[TASK PROMPT]: Reproduce each line bearing the word "Kroupa".

------------------------

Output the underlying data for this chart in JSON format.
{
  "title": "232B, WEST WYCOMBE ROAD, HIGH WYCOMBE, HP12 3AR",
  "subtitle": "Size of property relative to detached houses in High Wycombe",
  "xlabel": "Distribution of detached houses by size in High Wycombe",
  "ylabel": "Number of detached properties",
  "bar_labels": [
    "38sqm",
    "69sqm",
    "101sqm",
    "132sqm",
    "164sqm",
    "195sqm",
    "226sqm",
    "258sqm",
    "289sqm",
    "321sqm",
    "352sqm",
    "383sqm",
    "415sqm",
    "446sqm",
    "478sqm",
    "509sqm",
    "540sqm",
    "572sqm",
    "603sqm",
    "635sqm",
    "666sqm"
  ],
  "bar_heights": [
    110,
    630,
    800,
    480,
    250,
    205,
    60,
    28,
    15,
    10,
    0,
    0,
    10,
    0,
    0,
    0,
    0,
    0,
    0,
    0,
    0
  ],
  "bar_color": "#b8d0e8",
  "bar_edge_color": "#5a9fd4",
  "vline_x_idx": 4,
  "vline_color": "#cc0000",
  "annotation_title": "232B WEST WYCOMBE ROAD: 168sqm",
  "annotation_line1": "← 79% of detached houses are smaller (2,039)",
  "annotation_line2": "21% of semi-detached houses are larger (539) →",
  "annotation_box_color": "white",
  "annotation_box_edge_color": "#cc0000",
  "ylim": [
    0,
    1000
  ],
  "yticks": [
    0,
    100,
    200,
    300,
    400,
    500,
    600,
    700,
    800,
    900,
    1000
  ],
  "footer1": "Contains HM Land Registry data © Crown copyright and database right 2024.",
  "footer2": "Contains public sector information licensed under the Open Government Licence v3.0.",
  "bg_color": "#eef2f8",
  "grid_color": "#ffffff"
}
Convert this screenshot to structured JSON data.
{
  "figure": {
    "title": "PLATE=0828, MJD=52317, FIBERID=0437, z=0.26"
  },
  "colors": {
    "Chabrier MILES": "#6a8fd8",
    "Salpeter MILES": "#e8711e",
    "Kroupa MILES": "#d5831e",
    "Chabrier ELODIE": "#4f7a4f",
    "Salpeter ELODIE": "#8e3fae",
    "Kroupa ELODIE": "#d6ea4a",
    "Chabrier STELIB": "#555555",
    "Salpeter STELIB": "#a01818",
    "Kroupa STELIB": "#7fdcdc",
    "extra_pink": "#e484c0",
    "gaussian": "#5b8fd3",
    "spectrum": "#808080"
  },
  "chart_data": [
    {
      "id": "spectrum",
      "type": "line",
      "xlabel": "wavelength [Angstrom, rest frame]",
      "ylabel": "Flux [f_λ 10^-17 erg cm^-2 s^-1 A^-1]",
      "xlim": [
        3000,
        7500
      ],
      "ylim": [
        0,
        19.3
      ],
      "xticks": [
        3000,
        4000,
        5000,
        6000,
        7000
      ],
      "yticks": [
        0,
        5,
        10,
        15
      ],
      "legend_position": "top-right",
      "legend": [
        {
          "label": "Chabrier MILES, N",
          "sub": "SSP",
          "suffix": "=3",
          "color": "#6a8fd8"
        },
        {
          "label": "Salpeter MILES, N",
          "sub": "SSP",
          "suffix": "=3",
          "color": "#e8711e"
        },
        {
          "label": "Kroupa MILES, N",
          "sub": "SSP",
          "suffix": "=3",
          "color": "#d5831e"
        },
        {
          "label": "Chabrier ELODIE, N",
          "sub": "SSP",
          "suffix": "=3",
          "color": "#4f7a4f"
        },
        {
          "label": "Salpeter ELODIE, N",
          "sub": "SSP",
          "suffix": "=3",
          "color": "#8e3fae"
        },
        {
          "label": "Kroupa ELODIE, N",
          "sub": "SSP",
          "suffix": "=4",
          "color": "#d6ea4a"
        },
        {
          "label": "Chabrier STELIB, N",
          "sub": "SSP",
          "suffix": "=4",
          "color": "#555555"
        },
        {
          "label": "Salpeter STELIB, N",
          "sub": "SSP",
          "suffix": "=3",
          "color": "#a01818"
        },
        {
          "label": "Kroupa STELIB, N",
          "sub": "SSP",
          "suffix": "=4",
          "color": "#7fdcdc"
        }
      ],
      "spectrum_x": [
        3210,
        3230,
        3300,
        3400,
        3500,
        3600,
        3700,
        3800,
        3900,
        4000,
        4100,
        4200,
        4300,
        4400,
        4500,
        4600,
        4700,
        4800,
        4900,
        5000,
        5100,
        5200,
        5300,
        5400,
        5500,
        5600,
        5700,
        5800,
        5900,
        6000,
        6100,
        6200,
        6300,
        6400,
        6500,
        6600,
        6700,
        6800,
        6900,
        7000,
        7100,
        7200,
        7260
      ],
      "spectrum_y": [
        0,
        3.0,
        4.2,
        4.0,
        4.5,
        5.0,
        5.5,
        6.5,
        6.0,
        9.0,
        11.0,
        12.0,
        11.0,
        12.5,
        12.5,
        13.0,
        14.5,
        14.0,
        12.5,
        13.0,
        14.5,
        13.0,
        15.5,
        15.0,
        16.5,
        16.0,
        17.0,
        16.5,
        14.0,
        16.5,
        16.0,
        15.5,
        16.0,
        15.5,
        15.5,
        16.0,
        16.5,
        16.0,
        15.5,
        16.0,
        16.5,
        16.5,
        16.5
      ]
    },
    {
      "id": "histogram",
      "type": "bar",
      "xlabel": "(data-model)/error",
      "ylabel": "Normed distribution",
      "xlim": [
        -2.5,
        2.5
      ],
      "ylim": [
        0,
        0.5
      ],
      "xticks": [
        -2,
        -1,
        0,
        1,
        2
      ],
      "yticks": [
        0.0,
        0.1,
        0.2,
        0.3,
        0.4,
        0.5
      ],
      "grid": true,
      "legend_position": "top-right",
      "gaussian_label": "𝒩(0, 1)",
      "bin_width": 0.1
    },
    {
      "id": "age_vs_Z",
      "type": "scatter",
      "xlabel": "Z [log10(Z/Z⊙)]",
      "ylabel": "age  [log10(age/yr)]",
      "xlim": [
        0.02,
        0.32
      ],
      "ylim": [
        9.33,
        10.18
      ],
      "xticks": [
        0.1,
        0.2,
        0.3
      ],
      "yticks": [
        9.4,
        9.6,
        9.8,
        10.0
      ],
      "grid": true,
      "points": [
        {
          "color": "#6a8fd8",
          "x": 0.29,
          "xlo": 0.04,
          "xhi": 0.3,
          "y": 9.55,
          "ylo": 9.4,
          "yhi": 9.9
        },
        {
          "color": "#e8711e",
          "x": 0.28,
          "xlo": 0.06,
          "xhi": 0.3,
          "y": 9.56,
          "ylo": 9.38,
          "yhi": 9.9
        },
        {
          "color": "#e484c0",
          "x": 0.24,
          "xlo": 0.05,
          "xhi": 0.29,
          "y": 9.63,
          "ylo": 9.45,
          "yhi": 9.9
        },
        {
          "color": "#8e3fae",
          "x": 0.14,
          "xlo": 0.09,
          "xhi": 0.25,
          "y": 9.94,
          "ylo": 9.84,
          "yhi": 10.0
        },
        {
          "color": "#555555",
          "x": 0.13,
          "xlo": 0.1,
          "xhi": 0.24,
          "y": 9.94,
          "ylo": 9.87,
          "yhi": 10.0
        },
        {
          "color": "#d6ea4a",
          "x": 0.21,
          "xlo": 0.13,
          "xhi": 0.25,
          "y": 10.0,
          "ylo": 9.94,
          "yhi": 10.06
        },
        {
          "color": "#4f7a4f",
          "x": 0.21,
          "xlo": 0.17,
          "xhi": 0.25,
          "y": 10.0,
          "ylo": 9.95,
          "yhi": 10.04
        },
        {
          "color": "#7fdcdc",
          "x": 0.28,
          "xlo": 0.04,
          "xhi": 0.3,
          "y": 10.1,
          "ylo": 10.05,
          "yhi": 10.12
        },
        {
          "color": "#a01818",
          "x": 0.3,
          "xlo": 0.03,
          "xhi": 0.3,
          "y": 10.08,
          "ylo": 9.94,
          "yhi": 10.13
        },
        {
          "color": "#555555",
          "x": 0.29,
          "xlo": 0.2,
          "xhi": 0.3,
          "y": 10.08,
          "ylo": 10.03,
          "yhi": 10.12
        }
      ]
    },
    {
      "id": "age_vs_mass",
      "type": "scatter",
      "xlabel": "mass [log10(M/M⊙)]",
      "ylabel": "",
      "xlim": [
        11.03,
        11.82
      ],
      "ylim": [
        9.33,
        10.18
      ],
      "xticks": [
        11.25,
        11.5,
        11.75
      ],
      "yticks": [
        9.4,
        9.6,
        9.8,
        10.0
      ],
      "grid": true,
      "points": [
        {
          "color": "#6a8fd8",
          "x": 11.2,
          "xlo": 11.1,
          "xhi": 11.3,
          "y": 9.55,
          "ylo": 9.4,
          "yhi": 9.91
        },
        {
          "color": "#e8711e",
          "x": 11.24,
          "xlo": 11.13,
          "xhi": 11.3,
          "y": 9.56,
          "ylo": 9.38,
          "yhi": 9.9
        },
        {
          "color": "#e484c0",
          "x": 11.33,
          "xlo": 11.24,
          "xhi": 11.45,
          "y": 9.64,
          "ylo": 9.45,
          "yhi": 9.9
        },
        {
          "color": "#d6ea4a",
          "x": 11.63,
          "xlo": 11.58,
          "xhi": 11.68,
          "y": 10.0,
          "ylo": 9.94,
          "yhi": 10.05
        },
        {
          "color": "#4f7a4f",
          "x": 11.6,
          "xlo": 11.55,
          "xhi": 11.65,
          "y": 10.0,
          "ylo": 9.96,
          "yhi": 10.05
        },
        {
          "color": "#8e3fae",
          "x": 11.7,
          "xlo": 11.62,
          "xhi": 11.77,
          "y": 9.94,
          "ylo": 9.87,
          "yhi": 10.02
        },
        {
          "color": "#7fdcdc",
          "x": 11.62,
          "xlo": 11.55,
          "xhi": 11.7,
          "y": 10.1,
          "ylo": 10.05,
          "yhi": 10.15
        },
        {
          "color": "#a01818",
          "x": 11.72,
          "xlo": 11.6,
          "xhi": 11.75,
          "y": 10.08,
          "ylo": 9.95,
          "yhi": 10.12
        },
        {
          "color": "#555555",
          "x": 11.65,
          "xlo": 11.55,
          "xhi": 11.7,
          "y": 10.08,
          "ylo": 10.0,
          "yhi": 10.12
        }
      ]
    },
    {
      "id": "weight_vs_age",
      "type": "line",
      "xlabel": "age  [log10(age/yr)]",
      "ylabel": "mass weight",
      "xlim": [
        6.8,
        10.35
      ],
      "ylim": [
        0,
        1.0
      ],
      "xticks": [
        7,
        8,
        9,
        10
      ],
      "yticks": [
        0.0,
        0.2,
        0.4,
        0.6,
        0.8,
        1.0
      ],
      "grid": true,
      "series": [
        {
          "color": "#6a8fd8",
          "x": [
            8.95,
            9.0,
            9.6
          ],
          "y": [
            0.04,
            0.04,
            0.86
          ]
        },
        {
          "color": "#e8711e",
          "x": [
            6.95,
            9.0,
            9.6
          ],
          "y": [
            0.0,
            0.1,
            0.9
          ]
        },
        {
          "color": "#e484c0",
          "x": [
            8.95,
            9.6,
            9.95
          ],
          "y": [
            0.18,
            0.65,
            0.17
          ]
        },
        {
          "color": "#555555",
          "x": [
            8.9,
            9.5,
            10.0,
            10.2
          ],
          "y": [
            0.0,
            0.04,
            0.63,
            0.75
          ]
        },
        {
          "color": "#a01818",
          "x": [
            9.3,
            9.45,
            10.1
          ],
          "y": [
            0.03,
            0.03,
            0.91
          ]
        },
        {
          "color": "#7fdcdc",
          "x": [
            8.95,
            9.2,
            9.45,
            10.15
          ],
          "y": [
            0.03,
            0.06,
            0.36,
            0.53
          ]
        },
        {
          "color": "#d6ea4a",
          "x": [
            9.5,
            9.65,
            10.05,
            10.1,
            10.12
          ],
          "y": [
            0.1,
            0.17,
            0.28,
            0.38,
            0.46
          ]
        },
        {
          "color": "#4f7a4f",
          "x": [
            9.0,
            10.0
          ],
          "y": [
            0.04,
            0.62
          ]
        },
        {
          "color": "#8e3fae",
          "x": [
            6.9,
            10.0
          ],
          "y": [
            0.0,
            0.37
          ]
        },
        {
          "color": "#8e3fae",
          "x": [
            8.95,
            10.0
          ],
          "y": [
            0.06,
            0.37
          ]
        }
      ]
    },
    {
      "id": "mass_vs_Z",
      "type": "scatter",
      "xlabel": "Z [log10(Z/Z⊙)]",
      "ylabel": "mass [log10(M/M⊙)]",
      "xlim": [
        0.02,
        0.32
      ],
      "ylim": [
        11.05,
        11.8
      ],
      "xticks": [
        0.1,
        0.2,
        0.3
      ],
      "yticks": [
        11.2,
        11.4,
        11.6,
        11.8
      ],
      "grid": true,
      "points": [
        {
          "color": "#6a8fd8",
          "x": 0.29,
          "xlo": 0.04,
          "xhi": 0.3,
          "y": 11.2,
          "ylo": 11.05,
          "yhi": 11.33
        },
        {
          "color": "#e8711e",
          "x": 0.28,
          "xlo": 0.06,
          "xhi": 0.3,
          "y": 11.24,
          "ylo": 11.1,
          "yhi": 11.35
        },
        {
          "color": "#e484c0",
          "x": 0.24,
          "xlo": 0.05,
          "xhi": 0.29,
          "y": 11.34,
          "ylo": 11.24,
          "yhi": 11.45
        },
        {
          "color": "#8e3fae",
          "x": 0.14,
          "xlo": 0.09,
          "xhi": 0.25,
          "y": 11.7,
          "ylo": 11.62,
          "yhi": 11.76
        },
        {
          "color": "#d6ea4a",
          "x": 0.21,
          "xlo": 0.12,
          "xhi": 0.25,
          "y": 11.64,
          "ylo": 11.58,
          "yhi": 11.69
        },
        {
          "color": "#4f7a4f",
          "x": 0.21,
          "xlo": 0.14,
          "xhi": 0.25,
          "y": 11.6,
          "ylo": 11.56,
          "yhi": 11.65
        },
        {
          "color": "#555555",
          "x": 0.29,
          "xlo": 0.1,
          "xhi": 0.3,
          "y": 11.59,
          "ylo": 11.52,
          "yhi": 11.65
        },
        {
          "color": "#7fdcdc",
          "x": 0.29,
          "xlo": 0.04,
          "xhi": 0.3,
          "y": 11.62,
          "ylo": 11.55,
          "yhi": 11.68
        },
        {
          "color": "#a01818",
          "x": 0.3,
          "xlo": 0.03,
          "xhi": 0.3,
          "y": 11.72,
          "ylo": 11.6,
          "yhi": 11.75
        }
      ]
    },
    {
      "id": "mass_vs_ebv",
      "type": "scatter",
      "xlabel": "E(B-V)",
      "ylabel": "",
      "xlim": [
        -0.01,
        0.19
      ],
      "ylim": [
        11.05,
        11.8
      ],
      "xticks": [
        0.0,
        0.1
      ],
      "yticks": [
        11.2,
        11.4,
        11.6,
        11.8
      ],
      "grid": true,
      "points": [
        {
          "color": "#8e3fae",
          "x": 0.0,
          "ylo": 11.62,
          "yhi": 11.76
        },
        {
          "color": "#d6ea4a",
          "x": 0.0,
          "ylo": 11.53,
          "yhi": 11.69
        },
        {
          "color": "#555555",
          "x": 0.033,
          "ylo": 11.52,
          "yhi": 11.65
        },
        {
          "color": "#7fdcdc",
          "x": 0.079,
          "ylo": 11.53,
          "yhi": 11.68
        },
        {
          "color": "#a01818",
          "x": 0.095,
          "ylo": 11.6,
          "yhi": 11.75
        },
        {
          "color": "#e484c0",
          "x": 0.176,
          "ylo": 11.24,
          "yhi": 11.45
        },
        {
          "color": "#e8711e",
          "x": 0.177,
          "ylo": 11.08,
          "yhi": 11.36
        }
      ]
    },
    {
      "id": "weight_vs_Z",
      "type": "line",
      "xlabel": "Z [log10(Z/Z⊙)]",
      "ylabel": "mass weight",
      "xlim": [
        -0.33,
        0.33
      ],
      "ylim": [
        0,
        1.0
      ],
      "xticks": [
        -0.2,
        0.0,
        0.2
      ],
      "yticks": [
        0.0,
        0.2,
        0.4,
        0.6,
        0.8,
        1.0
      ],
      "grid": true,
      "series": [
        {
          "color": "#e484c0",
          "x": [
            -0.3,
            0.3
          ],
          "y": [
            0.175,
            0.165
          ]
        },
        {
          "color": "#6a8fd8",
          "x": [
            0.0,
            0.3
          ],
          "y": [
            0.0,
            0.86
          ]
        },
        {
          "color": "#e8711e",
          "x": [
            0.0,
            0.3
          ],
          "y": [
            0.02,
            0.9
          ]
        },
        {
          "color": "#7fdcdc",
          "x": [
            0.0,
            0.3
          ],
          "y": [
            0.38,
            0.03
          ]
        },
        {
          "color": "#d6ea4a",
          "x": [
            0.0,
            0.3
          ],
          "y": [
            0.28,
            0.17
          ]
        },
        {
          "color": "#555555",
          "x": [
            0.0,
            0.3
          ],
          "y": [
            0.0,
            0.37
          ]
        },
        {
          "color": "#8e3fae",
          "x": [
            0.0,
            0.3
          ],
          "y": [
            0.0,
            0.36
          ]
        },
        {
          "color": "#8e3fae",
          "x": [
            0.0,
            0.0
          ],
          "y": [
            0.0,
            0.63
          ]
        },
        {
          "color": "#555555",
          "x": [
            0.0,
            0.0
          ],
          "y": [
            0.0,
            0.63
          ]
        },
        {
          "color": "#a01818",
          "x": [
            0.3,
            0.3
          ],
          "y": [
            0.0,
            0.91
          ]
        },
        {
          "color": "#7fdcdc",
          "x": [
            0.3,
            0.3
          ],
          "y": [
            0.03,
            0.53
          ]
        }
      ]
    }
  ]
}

------------------------

[WRITTEN REPLY]:
    "Kroupa MILES": "#d5831e",
    "Kroupa ELODIE": "#d6ea4a",
    "Kroupa STELIB": "#7fdcdc",
          "label": "Kroupa MILES, N",
          "label": "Kroupa ELODIE, N",
          "label": "Kroupa STELIB, N",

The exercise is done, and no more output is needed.